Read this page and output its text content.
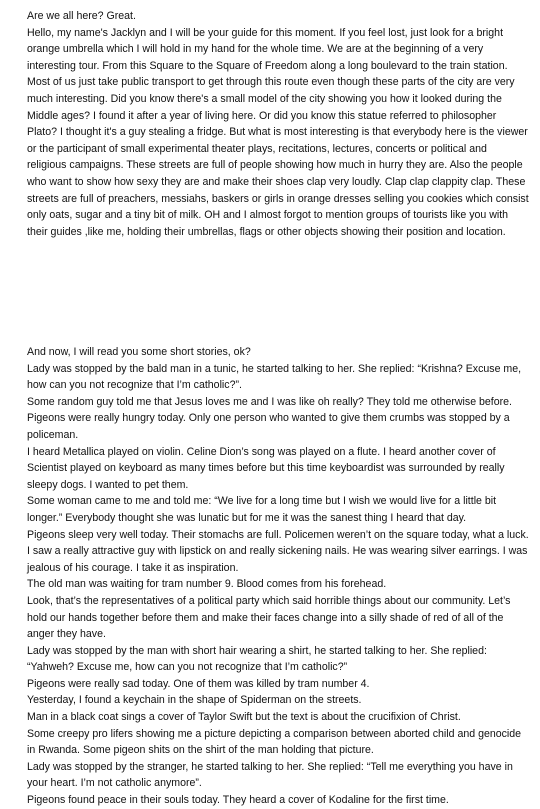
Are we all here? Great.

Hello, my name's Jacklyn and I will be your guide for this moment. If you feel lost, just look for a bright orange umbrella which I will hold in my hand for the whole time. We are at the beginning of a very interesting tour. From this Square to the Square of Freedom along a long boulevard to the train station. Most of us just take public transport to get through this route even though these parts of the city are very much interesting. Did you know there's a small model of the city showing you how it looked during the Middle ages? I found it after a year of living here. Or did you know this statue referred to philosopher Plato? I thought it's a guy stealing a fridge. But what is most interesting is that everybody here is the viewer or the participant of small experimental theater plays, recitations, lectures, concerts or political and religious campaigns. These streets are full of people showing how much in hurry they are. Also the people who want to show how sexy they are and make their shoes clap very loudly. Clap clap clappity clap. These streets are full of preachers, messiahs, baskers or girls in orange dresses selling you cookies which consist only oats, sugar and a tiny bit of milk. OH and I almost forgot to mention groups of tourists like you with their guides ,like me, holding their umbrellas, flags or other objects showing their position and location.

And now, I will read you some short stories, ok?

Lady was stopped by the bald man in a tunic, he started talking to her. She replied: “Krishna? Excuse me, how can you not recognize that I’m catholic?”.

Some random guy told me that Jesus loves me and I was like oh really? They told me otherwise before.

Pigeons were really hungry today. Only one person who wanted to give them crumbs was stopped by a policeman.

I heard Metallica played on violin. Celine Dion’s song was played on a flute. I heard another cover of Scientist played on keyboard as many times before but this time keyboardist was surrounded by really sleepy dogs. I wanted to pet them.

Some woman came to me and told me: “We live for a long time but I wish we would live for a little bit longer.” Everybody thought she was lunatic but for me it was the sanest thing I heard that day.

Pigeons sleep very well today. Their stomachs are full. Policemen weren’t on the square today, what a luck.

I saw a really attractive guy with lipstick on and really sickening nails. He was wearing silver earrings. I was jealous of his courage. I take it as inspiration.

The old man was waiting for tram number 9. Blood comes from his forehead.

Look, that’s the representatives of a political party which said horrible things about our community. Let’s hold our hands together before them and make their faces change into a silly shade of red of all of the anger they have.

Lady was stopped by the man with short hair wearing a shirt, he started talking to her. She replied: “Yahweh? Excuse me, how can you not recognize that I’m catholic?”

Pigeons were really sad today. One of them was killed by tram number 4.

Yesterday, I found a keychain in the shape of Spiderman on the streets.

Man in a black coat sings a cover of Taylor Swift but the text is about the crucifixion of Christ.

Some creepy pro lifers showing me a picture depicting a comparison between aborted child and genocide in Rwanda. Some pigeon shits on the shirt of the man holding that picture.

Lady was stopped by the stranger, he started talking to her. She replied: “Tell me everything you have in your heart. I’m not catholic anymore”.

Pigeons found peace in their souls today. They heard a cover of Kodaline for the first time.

● **INSTRUCTIONS TO FOLLOW**: Copy out all lines where the word "number" appears.

● **TASK RESULT**:
The old man was waiting for tram number 9. Blood comes from his forehead.
Pigeons were really sad today. One of them was killed by tram number 4.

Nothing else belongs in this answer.